Hipertensão - Hipertensão arterial

Pouquíssima urgência
Muito comum-

É a elevação mantida da pressão arterial em repouso: Pressão arterial sistólica (PAS) ≥ 140 mmHg e/ou pressão arterial diastólica (PAD) ≥ 90 mmHg.

Na grande maioria dos casos, a causa desencadeante não é conhecida; quando se diagnostica a origem, a hipertensão geralmente é provocada por uma doença nos rins ou nas glândulas suprarrenais.

Geralmente, não se manifesta com sintomas, exceto quando é grave ou de longa duração, afetando diversos órgãos: olhos, coração, rins, sistema nervoso, etc.

O diagnóstico é realizado por meio de um aparelho para medir a pressão arterial, chamado esfigmomanômetro; a braçadeira que envolve o braço deve ter um tamanho adequado ao da pessoa. É necessário cumprir certas condições para confirmar o diagnóstico: a pressão deve estar elevada em pelo menos três medições realizadas em três dias diferentes, em horários distintos, em ambos os braços e com a pessoa em repouso por, no mínimo, 5 minutos antes da medição. O diagnóstico é confirmado quando a pressão arterial em repouso se mantém elevada: Pressão arterial sistólica (PAS) ≥ 140 mmHg e/ou pressão arterial diastólica (PAD) ≥ 90 mmHg. Então, devem ser solicitados exames para determinar a causa, avaliar os danos e identificar outros fatores de risco cardiovascular.

O tratamento requer mudanças no estilo de vida: reduzir o consumo de sal e álcool, parar de fumar, praticar exercícios e perder peso. Se isso não controlar a pressão arterial ou se ela for superior a 160/100 mmHg, será necessário iniciar o uso de medicamentos anti-hipertensivos.

================================

ENUNCIADO> Continue o trecho sobre hipertensão arterial a partir da última frase apresentada. As linhas a seguir vêm de outra fonte.

================================

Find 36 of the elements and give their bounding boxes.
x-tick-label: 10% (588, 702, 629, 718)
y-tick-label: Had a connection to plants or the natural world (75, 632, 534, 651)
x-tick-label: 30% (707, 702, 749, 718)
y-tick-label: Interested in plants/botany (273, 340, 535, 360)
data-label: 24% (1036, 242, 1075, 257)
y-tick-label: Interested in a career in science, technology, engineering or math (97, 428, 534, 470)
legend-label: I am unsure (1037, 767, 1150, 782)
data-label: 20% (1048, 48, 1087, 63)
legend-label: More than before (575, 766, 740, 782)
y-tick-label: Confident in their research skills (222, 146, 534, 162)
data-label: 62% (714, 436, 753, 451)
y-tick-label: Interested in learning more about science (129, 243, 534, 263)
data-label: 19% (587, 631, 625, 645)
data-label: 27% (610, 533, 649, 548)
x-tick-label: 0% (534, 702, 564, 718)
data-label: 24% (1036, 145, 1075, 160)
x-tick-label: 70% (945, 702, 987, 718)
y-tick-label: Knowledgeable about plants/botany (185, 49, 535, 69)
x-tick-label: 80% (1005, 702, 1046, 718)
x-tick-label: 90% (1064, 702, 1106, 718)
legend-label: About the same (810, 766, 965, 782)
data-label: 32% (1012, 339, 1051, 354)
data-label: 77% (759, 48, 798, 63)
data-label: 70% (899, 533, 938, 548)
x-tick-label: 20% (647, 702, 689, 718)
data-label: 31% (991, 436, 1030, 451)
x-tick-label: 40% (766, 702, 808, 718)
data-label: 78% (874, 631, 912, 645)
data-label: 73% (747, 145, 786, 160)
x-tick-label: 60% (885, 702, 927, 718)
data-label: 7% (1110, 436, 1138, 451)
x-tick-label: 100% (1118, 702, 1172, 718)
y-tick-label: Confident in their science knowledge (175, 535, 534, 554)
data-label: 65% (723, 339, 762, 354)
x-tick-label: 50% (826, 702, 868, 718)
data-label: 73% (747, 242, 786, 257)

================================

RESPOSTA>
Referências bibliográficas
  1. B. Williams et al. Guía ESC/ESH 2018 sobre el diagnóstico y tratamiento de la hipertensión arterial. Rev Esp Cardiol. 2019;72(2):160.e1-e78
  2. Gijón-Conde T, et al. Documento de la Sociedad Espanola ˜ de Hipertensión-Liga Espanola ˜ para la Lucha contra la Hipertensión Arterial (SEH-LELHA) sobre las guías ACC/AHA 2017 de hipertensión arterial. Hipertens Riesgo Vasc. 2018.
  3. Wermelt, J. A., & Schunkert, H. (2017).Management der arteriellen Hypertonie. Herz, 42(5), 515–526.doi:10.1007/s00059-017-4574-1
  4. Prieto-Díaz, M. Á. (2014).Guías en el manejo de la hipertensión. SEMERGEN - Medicina de Familia, 40, 2–10.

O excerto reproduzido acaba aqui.